### Listed records ###
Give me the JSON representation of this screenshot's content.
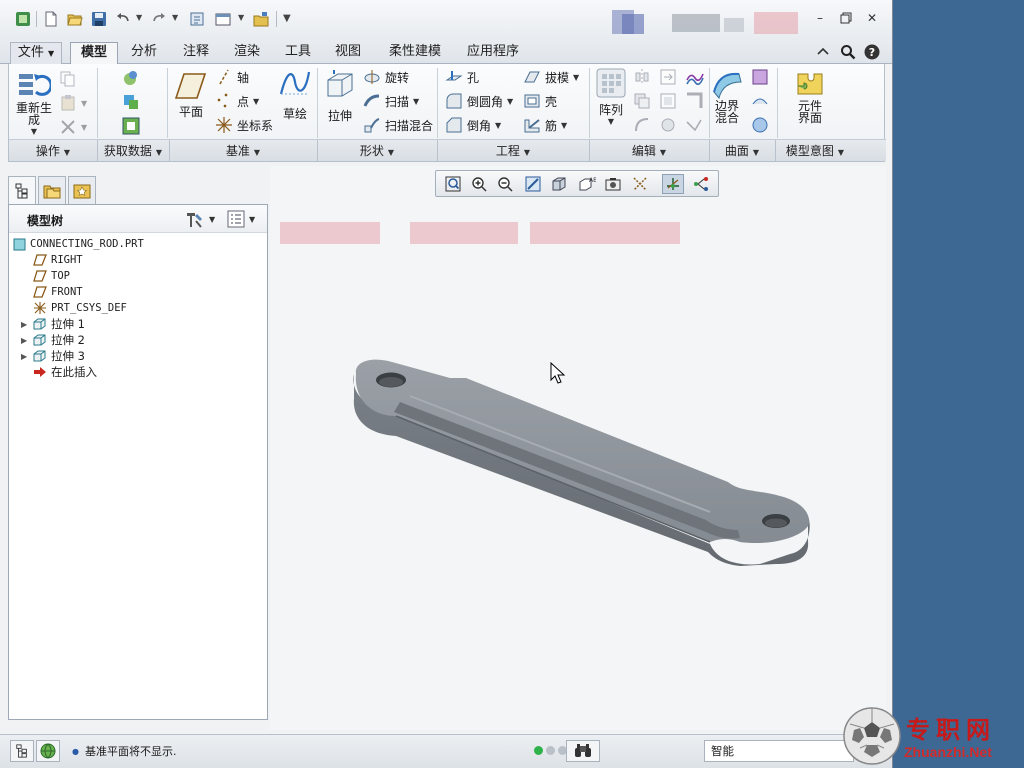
{
  "quick_access": {
    "icons": [
      "window-icon",
      "new-file-icon",
      "open-folder-icon",
      "save-icon",
      "undo-icon",
      "redo-icon",
      "regenerate-icon",
      "windows-icon",
      "close-folder-icon",
      "customize-icon"
    ]
  },
  "tabs": [
    {
      "label": "文件",
      "name": "tab-file"
    },
    {
      "label": "模型",
      "name": "tab-model"
    },
    {
      "label": "分析",
      "name": "tab-analysis"
    },
    {
      "label": "注释",
      "name": "tab-annotate"
    },
    {
      "label": "渲染",
      "name": "tab-render"
    },
    {
      "label": "工具",
      "name": "tab-tools"
    },
    {
      "label": "视图",
      "name": "tab-view"
    },
    {
      "label": "柔性建模",
      "name": "tab-flexible-modeling"
    },
    {
      "label": "应用程序",
      "name": "tab-applications"
    }
  ],
  "active_tab": "模型",
  "ribbon": {
    "operations": {
      "regenerate": "重新生成",
      "group_label": "操作"
    },
    "get_data": {
      "group_label": "获取数据"
    },
    "datum": {
      "plane": "平面",
      "axis": "轴",
      "point": "点",
      "csys": "坐标系",
      "sketch": "草绘",
      "group_label": "基准"
    },
    "shapes": {
      "extrude": "拉伸",
      "revolve": "旋转",
      "sweep": "扫描",
      "swept_blend": "扫描混合",
      "group_label": "形状"
    },
    "engineering": {
      "hole": "孔",
      "round": "倒圆角",
      "chamfer": "倒角",
      "draft": "拔模",
      "shell": "壳",
      "rib": "筋",
      "group_label": "工程"
    },
    "editing": {
      "pattern": "阵列",
      "group_label": "编辑"
    },
    "surfaces": {
      "boundary_blend": "边界混合",
      "group_label": "曲面"
    },
    "model_intent": {
      "component_interface": "元件界面",
      "group_label": "模型意图"
    }
  },
  "model_tree": {
    "title": "模型树",
    "items": [
      {
        "label": "CONNECTING_ROD.PRT",
        "icon": "part-icon",
        "expandable": false
      },
      {
        "label": "RIGHT",
        "icon": "datum-plane-icon",
        "expandable": false
      },
      {
        "label": "TOP",
        "icon": "datum-plane-icon",
        "expandable": false
      },
      {
        "label": "FRONT",
        "icon": "datum-plane-icon",
        "expandable": false
      },
      {
        "label": "PRT_CSYS_DEF",
        "icon": "csys-icon",
        "expandable": false
      },
      {
        "label": "拉伸 1",
        "icon": "extrude-icon",
        "expandable": true
      },
      {
        "label": "拉伸 2",
        "icon": "extrude-icon",
        "expandable": true
      },
      {
        "label": "拉伸 3",
        "icon": "extrude-icon",
        "expandable": true
      },
      {
        "label": "在此插入",
        "icon": "insert-here-arrow-icon",
        "expandable": false
      }
    ]
  },
  "status": {
    "message": "基准平面将不显示.",
    "filter": "智能"
  },
  "watermark": {
    "text": "专职网",
    "url": "Zhuanzhi.Net"
  },
  "colors": {
    "desktop": "#3d6894",
    "app_bg": "#f0f2f4",
    "model_gray": "#8a9096",
    "watermark_red": "#c61a1a"
  }
}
###
Goal
The records above must be printed exactly; the pictures stay out.

The solution
Give me the JSON representation of this screenshot's content.
{
  "quick_access": {
    "icons": [
      "window-icon",
      "new-file-icon",
      "open-folder-icon",
      "save-icon",
      "undo-icon",
      "redo-icon",
      "regenerate-icon",
      "windows-icon",
      "close-folder-icon",
      "customize-icon"
    ]
  },
  "tabs": [
    {
      "label": "文件",
      "name": "tab-file"
    },
    {
      "label": "模型",
      "name": "tab-model"
    },
    {
      "label": "分析",
      "name": "tab-analysis"
    },
    {
      "label": "注释",
      "name": "tab-annotate"
    },
    {
      "label": "渲染",
      "name": "tab-render"
    },
    {
      "label": "工具",
      "name": "tab-tools"
    },
    {
      "label": "视图",
      "name": "tab-view"
    },
    {
      "label": "柔性建模",
      "name": "tab-flexible-modeling"
    },
    {
      "label": "应用程序",
      "name": "tab-applications"
    }
  ],
  "active_tab": "模型",
  "ribbon": {
    "operations": {
      "regenerate": "重新生成",
      "group_label": "操作"
    },
    "get_data": {
      "group_label": "获取数据"
    },
    "datum": {
      "plane": "平面",
      "axis": "轴",
      "point": "点",
      "csys": "坐标系",
      "sketch": "草绘",
      "group_label": "基准"
    },
    "shapes": {
      "extrude": "拉伸",
      "revolve": "旋转",
      "sweep": "扫描",
      "swept_blend": "扫描混合",
      "group_label": "形状"
    },
    "engineering": {
      "hole": "孔",
      "round": "倒圆角",
      "chamfer": "倒角",
      "draft": "拔模",
      "shell": "壳",
      "rib": "筋",
      "group_label": "工程"
    },
    "editing": {
      "pattern": "阵列",
      "group_label": "编辑"
    },
    "surfaces": {
      "boundary_blend": "边界混合",
      "group_label": "曲面"
    },
    "model_intent": {
      "component_interface": "元件界面",
      "group_label": "模型意图"
    }
  },
  "model_tree": {
    "title": "模型树",
    "items": [
      {
        "label": "CONNECTING_ROD.PRT",
        "icon": "part-icon",
        "expandable": false
      },
      {
        "label": "RIGHT",
        "icon": "datum-plane-icon",
        "expandable": false
      },
      {
        "label": "TOP",
        "icon": "datum-plane-icon",
        "expandable": false
      },
      {
        "label": "FRONT",
        "icon": "datum-plane-icon",
        "expandable": false
      },
      {
        "label": "PRT_CSYS_DEF",
        "icon": "csys-icon",
        "expandable": false
      },
      {
        "label": "拉伸 1",
        "icon": "extrude-icon",
        "expandable": true
      },
      {
        "label": "拉伸 2",
        "icon": "extrude-icon",
        "expandable": true
      },
      {
        "label": "拉伸 3",
        "icon": "extrude-icon",
        "expandable": true
      },
      {
        "label": "在此插入",
        "icon": "insert-here-arrow-icon",
        "expandable": false
      }
    ]
  },
  "status": {
    "message": "基准平面将不显示.",
    "filter": "智能"
  },
  "watermark": {
    "text": "专职网",
    "url": "Zhuanzhi.Net"
  },
  "colors": {
    "desktop": "#3d6894",
    "app_bg": "#f0f2f4",
    "model_gray": "#8a9096",
    "watermark_red": "#c61a1a"
  }
}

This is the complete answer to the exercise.